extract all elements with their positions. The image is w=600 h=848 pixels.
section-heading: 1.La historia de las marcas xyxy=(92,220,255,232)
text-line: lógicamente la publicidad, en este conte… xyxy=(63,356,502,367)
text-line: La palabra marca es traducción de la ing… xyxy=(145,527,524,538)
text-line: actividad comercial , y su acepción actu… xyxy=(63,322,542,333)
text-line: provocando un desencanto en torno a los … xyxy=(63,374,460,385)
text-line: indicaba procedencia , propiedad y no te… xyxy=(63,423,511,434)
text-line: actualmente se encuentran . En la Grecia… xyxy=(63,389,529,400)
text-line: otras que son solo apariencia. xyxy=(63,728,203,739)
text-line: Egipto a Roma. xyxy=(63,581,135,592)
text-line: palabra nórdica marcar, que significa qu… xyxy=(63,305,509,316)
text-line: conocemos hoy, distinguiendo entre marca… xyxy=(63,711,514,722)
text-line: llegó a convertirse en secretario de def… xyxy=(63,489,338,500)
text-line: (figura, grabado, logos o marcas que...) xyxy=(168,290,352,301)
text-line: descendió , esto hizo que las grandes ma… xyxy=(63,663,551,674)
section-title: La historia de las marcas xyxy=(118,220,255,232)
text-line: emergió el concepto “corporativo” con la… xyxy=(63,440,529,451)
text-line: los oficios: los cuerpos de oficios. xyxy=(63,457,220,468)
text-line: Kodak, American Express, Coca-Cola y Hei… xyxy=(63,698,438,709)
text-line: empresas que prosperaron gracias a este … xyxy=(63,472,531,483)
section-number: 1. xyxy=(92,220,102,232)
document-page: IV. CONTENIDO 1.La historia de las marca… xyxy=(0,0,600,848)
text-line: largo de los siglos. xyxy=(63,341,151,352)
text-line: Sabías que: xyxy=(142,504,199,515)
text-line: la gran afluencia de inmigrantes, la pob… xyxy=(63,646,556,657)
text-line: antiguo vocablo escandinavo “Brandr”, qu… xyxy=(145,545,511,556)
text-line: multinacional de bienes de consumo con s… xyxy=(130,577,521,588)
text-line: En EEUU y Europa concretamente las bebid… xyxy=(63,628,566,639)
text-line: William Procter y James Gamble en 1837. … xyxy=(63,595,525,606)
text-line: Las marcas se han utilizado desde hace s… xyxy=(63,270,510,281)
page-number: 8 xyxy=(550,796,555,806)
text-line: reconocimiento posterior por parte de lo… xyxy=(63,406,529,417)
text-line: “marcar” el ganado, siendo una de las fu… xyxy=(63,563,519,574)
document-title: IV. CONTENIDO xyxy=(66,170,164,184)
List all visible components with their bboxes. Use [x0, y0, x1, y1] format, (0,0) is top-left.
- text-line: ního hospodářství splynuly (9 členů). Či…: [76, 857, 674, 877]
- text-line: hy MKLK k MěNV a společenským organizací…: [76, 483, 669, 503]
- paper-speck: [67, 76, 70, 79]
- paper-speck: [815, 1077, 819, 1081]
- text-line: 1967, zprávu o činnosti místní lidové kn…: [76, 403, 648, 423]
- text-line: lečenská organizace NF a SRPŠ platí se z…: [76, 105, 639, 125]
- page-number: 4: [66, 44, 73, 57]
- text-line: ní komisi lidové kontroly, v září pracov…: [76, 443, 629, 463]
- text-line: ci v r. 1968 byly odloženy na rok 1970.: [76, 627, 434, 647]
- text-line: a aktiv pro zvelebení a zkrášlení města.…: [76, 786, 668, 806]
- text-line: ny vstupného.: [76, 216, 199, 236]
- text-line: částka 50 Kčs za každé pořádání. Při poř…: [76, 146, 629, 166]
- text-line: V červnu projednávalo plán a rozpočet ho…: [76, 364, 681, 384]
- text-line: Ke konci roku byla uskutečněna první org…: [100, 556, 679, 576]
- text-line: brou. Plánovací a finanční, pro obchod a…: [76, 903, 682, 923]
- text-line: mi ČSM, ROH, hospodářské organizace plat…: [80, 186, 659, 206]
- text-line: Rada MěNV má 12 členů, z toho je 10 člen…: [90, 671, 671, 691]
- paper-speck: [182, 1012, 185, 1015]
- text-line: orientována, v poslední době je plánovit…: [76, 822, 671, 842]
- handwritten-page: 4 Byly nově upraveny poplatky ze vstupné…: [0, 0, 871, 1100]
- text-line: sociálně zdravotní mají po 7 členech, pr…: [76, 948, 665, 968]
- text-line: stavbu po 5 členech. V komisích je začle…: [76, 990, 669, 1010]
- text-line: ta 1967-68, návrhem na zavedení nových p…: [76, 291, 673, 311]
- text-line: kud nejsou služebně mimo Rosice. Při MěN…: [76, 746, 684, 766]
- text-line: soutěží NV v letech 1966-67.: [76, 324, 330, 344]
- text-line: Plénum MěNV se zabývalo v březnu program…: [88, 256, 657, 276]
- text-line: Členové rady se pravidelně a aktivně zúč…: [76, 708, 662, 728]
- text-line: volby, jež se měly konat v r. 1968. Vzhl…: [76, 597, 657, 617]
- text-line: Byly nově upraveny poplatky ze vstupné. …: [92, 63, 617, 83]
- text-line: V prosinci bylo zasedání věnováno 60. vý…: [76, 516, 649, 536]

########################################

**WHAT YOU SHOULD DO:** Please reproduce the material above, substituting "line" for every "text-line" and leaving everything else unchanged.

**SOLUTION TO THE EXERCISE:**
extract all elements with their positions. The image is w=600 h=848 pixels.
section-heading: 1.La historia de las marcas xyxy=(92,220,255,232)
line: lógicamente la publicidad, en este conte… xyxy=(63,356,502,367)
line: La palabra marca es traducción de la ing… xyxy=(145,527,524,538)
line: actividad comercial , y su acepción actu… xyxy=(63,322,542,333)
line: provocando un desencanto en torno a los … xyxy=(63,374,460,385)
line: indicaba procedencia , propiedad y no te… xyxy=(63,423,511,434)
line: actualmente se encuentran . En la Grecia… xyxy=(63,389,529,400)
line: otras que son solo apariencia. xyxy=(63,728,203,739)
line: Egipto a Roma. xyxy=(63,581,135,592)
line: palabra nórdica marcar, que significa qu… xyxy=(63,305,509,316)
line: conocemos hoy, distinguiendo entre marca… xyxy=(63,711,514,722)
line: llegó a convertirse en secretario de def… xyxy=(63,489,338,500)
line: (figura, grabado, logos o marcas que...) xyxy=(168,290,352,301)
line: descendió , esto hizo que las grandes ma… xyxy=(63,663,551,674)
section-title: La historia de las marcas xyxy=(118,220,255,232)
line: emergió el concepto “corporativo” con la… xyxy=(63,440,529,451)
line: los oficios: los cuerpos de oficios. xyxy=(63,457,220,468)
line: Kodak, American Express, Coca-Cola y Hei… xyxy=(63,698,438,709)
line: empresas que prosperaron gracias a este … xyxy=(63,472,531,483)
section-number: 1. xyxy=(92,220,102,232)
document-page: IV. CONTENIDO 1.La historia de las marca… xyxy=(0,0,600,848)
line: largo de los siglos. xyxy=(63,341,151,352)
line: Sabías que: xyxy=(142,504,199,515)
line: la gran afluencia de inmigrantes, la pob… xyxy=(63,646,556,657)
line: antiguo vocablo escandinavo “Brandr”, qu… xyxy=(145,545,511,556)
line: multinacional de bienes de consumo con s… xyxy=(130,577,521,588)
line: En EEUU y Europa concretamente las bebid… xyxy=(63,628,566,639)
line: William Procter y James Gamble en 1837. … xyxy=(63,595,525,606)
line: Las marcas se han utilizado desde hace s… xyxy=(63,270,510,281)
page-number: 8 xyxy=(550,796,555,806)
line: reconocimiento posterior por parte de lo… xyxy=(63,406,529,417)
line: “marcar” el ganado, siendo una de las fu… xyxy=(63,563,519,574)
document-title: IV. CONTENIDO xyxy=(66,170,164,184)
List all visible components with their bboxes. Use [x0, y0, x1, y1] format, (0,0) is top-left.
- line: ního hospodářství splynuly (9 členů). Či…: [76, 857, 674, 877]
- line: hy MKLK k MěNV a společenským organizací…: [76, 483, 669, 503]
- paper-speck: [67, 76, 70, 79]
- paper-speck: [815, 1077, 819, 1081]
- line: 1967, zprávu o činnosti místní lidové kn…: [76, 403, 648, 423]
- line: lečenská organizace NF a SRPŠ platí se z…: [76, 105, 639, 125]
- page-number: 4: [66, 44, 73, 57]
- line: ní komisi lidové kontroly, v září pracov…: [76, 443, 629, 463]
- line: ci v r. 1968 byly odloženy na rok 1970.: [76, 627, 434, 647]
- line: a aktiv pro zvelebení a zkrášlení města.…: [76, 786, 668, 806]
- line: ny vstupného.: [76, 216, 199, 236]
- line: částka 50 Kčs za každé pořádání. Při poř…: [76, 146, 629, 166]
- line: V červnu projednávalo plán a rozpočet ho…: [76, 364, 681, 384]
- line: Ke konci roku byla uskutečněna první org…: [100, 556, 679, 576]
- line: brou. Plánovací a finanční, pro obchod a…: [76, 903, 682, 923]
- line: mi ČSM, ROH, hospodářské organizace plat…: [80, 186, 659, 206]
- line: Rada MěNV má 12 členů, z toho je 10 člen…: [90, 671, 671, 691]
- paper-speck: [182, 1012, 185, 1015]
- line: orientována, v poslední době je plánovit…: [76, 822, 671, 842]
- handwritten-page: 4 Byly nově upraveny poplatky ze vstupné…: [0, 0, 871, 1100]
- line: sociálně zdravotní mají po 7 členech, pr…: [76, 948, 665, 968]
- line: stavbu po 5 členech. V komisích je začle…: [76, 990, 669, 1010]
- line: ta 1967-68, návrhem na zavedení nových p…: [76, 291, 673, 311]
- line: kud nejsou služebně mimo Rosice. Při MěN…: [76, 746, 684, 766]
- line: soutěží NV v letech 1966-67.: [76, 324, 330, 344]
- line: Plénum MěNV se zabývalo v březnu program…: [88, 256, 657, 276]
- line: Členové rady se pravidelně a aktivně zúč…: [76, 708, 662, 728]
- line: volby, jež se měly konat v r. 1968. Vzhl…: [76, 597, 657, 617]
- line: Byly nově upraveny poplatky ze vstupné. …: [92, 63, 617, 83]
- line: V prosinci bylo zasedání věnováno 60. vý…: [76, 516, 649, 536]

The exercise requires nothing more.